- **Materials provided**:
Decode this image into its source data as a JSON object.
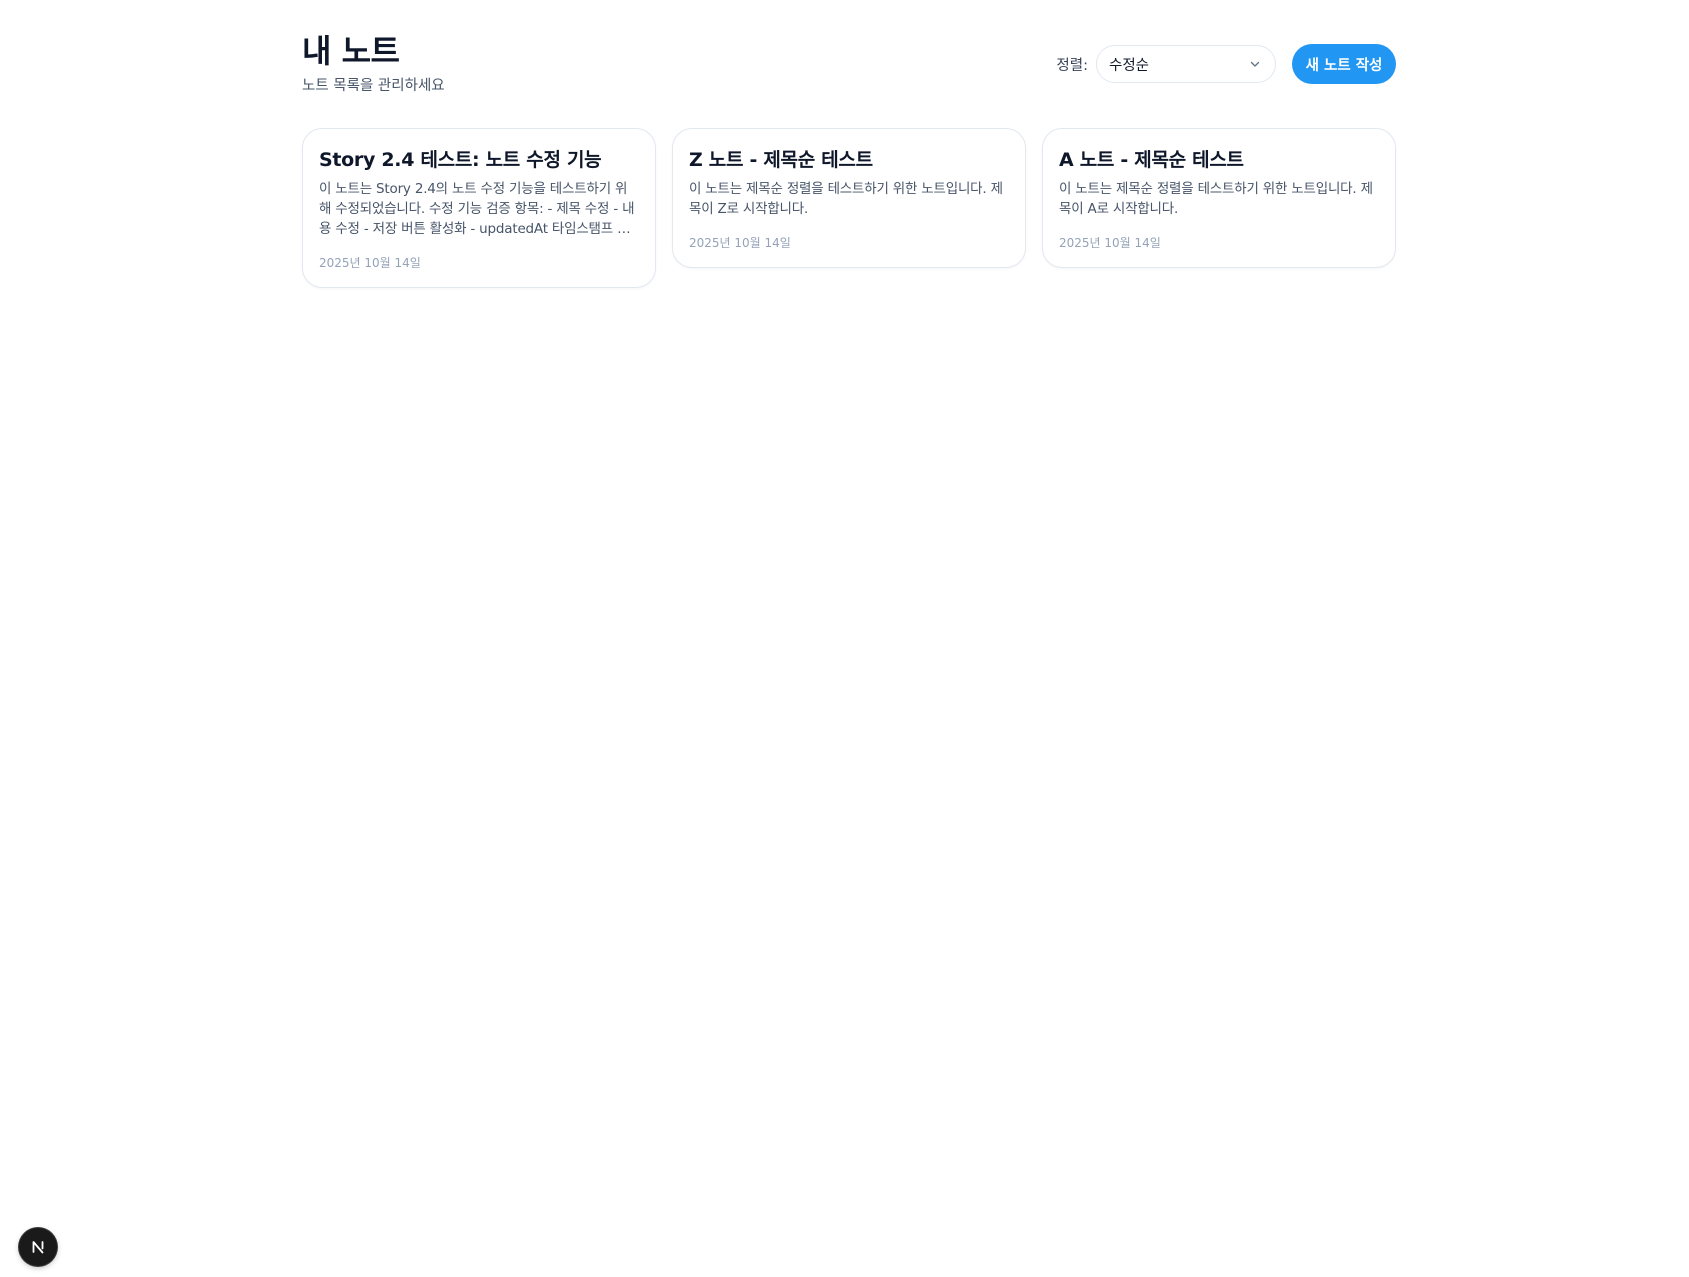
{
  "header": {
    "title": "내 노트",
    "subtitle": "노트 목록을 관리하세요"
  },
  "sort": {
    "label": "정렬:",
    "selected": "수정순",
    "icon": "chevron-down-icon"
  },
  "actions": {
    "new_note_label": "새 노트 작성",
    "accent_color": "#2196f3"
  },
  "notes": [
    {
      "title": "Story 2.4 테스트: 노트 수정 기능",
      "content": "이 노트는 Story 2.4의 노트 수정 기능을 테스트하기 위해 수정되었습니다. 수정 기능 검증 항목: - 제목 수정 - 내용 수정 - 저장 버튼 활성화 - updatedAt 타임스탬프 갱신",
      "date": "2025년 10월 14일"
    },
    {
      "title": "Z 노트 - 제목순 테스트",
      "content": "이 노트는 제목순 정렬을 테스트하기 위한 노트입니다. 제목이 Z로 시작합니다.",
      "date": "2025년 10월 14일"
    },
    {
      "title": "A 노트 - 제목순 테스트",
      "content": "이 노트는 제목순 정렬을 테스트하기 위한 노트입니다. 제목이 A로 시작합니다.",
      "date": "2025년 10월 14일"
    }
  ],
  "dev_indicator": {
    "icon": "nextjs-logo-icon"
  }
}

- **What you are asked to do**:
The data above should be repeated exactly, minus any pictures.

- **Result of the exercise**:
Decode this image into its source data as a JSON object.
{
  "header": {
    "title": "내 노트",
    "subtitle": "노트 목록을 관리하세요"
  },
  "sort": {
    "label": "정렬:",
    "selected": "수정순",
    "icon": "chevron-down-icon"
  },
  "actions": {
    "new_note_label": "새 노트 작성",
    "accent_color": "#2196f3"
  },
  "notes": [
    {
      "title": "Story 2.4 테스트: 노트 수정 기능",
      "content": "이 노트는 Story 2.4의 노트 수정 기능을 테스트하기 위해 수정되었습니다. 수정 기능 검증 항목: - 제목 수정 - 내용 수정 - 저장 버튼 활성화 - updatedAt 타임스탬프 갱신",
      "date": "2025년 10월 14일"
    },
    {
      "title": "Z 노트 - 제목순 테스트",
      "content": "이 노트는 제목순 정렬을 테스트하기 위한 노트입니다. 제목이 Z로 시작합니다.",
      "date": "2025년 10월 14일"
    },
    {
      "title": "A 노트 - 제목순 테스트",
      "content": "이 노트는 제목순 정렬을 테스트하기 위한 노트입니다. 제목이 A로 시작합니다.",
      "date": "2025년 10월 14일"
    }
  ],
  "dev_indicator": {
    "icon": "nextjs-logo-icon"
  }
}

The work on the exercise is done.